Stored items

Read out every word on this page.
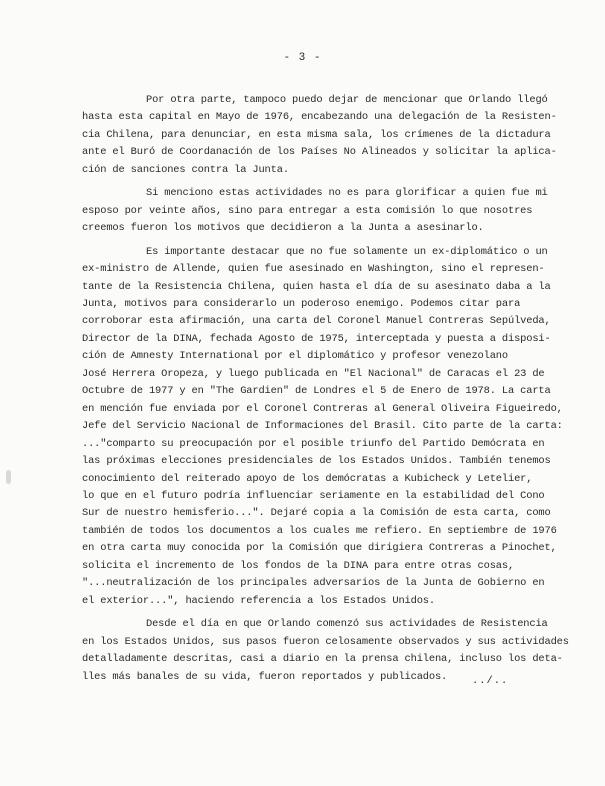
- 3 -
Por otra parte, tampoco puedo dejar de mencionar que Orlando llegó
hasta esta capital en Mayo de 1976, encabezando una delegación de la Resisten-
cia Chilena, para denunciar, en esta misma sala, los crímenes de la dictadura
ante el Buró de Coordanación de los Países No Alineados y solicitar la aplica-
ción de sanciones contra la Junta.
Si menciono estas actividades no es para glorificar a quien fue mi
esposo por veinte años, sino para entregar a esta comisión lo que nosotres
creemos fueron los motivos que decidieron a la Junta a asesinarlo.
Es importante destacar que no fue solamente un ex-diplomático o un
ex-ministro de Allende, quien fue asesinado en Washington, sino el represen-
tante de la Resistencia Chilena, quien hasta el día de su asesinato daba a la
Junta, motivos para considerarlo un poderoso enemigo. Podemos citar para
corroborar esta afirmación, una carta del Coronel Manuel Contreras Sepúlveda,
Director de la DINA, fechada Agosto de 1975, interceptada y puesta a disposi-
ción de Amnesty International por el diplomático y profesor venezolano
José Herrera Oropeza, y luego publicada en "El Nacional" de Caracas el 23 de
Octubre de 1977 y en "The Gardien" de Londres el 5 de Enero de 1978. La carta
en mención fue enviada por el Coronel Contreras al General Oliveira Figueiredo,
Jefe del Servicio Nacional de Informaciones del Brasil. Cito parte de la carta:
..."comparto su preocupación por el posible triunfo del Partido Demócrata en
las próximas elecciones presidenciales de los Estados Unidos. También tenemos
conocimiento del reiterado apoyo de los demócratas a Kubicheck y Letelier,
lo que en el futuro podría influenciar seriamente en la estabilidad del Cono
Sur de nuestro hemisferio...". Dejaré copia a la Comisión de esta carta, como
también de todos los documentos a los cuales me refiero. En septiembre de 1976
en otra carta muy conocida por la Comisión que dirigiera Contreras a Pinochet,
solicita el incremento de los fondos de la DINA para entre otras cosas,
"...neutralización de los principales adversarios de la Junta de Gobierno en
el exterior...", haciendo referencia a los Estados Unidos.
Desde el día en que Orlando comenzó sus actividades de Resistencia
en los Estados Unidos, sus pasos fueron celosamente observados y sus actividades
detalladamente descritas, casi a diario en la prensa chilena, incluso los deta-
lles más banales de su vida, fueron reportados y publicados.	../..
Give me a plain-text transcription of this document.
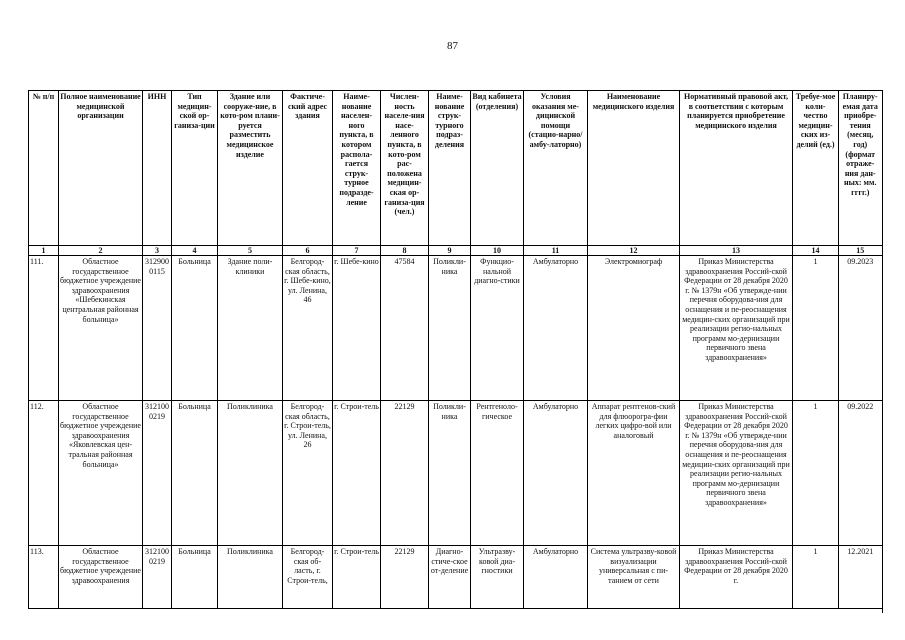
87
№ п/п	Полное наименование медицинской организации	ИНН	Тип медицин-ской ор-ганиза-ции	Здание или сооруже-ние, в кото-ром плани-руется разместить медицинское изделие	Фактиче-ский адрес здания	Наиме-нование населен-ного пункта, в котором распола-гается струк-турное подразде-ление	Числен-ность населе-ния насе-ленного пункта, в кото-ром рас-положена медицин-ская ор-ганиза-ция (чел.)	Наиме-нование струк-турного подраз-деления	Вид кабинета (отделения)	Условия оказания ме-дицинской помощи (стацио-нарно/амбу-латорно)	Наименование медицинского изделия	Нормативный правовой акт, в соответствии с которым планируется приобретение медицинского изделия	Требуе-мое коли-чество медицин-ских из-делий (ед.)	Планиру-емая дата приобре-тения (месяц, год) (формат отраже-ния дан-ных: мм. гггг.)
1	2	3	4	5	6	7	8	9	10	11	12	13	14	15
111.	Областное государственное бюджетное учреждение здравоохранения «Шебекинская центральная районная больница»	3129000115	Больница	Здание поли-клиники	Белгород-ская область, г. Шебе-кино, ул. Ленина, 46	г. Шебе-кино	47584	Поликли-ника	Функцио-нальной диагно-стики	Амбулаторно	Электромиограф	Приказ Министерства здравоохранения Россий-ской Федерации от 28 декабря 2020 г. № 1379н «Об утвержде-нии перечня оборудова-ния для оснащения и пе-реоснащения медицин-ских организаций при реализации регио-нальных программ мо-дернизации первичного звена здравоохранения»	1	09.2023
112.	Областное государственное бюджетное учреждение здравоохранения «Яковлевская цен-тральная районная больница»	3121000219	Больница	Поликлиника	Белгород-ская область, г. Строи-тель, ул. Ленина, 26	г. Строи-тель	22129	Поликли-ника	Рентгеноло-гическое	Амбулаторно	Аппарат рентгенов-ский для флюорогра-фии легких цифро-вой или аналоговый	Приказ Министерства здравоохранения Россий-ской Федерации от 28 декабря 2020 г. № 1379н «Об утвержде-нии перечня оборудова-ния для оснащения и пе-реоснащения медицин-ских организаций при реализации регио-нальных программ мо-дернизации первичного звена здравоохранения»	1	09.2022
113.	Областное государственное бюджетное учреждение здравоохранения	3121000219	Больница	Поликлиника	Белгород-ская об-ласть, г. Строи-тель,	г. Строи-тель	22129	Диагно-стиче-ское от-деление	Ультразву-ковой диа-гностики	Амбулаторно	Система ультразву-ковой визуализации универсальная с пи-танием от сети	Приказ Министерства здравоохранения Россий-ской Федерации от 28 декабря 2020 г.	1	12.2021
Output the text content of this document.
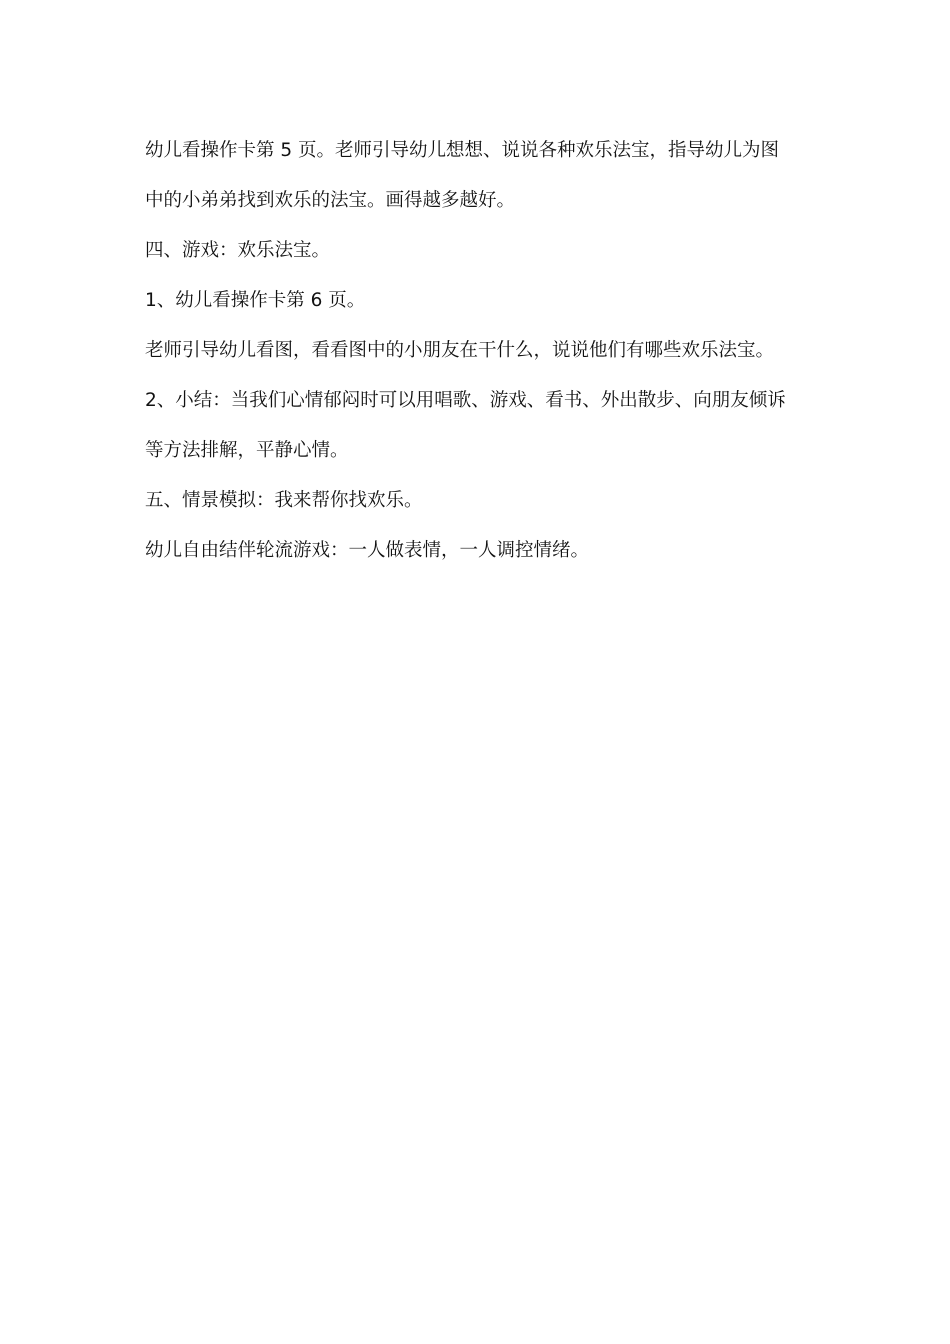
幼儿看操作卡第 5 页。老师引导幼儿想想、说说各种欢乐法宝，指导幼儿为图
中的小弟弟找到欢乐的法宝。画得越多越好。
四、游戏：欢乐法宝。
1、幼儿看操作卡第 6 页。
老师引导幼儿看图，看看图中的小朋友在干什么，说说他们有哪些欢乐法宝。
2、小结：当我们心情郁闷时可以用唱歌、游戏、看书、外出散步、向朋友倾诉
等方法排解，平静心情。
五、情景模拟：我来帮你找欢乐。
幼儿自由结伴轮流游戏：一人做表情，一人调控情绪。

--

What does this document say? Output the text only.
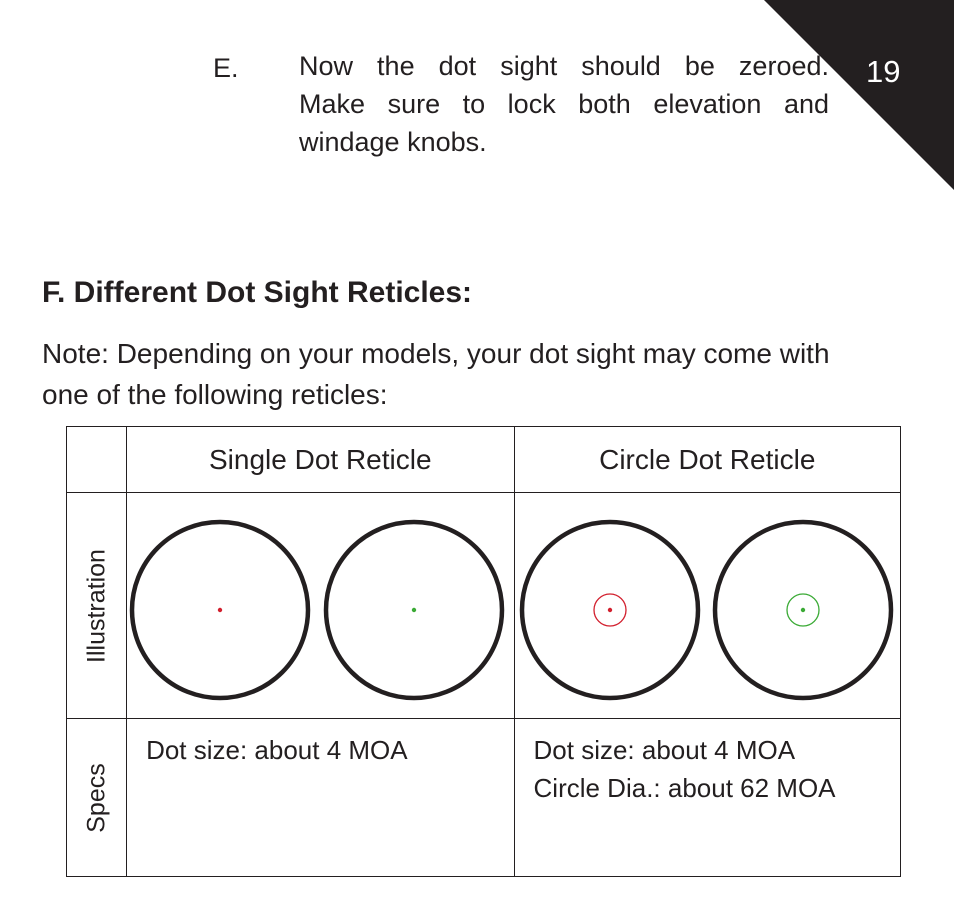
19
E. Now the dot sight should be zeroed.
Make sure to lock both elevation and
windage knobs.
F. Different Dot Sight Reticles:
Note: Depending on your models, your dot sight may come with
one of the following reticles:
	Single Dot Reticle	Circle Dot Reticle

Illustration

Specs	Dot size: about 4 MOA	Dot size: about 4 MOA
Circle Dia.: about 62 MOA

Written request:
Which lines of the data above contain "бюджетное"? Copy each one.

Exercise output:
111.	Областное государственное бюджетное учреждение здравоохранения «Шебекинская центральная районная больница»	3129000115	Больница	Здание поли-клиники	Белгород-ская область, г. Шебе-кино, ул. Ленина, 46	г. Шебе-кино	47584	Поликли-ника	Функцио-нальной диагно-стики	Амбулаторно	Электромиограф	Приказ Министерства здравоохранения Россий-ской Федерации от 28 декабря 2020 г. № 1379н «Об утвержде-нии перечня оборудова-ния для оснащения и пе-реоснащения медицин-ских организаций при реализации регио-нальных программ мо-дернизации первичного звена здравоохранения»	1	09.2023
112.	Областное государственное бюджетное учреждение здравоохранения «Яковлевская цен-тральная районная больница»	3121000219	Больница	Поликлиника	Белгород-ская область, г. Строи-тель, ул. Ленина, 26	г. Строи-тель	22129	Поликли-ника	Рентгеноло-гическое	Амбулаторно	Аппарат рентгенов-ский для флюорогра-фии легких цифро-вой или аналоговый	Приказ Министерства здравоохранения Россий-ской Федерации от 28 декабря 2020 г. № 1379н «Об утвержде-нии перечня оборудова-ния для оснащения и пе-реоснащения медицин-ских организаций при реализации регио-нальных программ мо-дернизации первичного звена здравоохранения»	1	09.2022
113.	Областное государственное бюджетное учреждение здравоохранения	3121000219	Больница	Поликлиника	Белгород-ская об-ласть, г. Строи-тель,	г. Строи-тель	22129	Диагно-стиче-ское от-деление	Ультразву-ковой диа-гностики	Амбулаторно	Система ультразву-ковой визуализации универсальная с пи-танием от сети	Приказ Министерства здравоохранения Россий-ской Федерации от 28 декабря 2020 г.	1	12.2021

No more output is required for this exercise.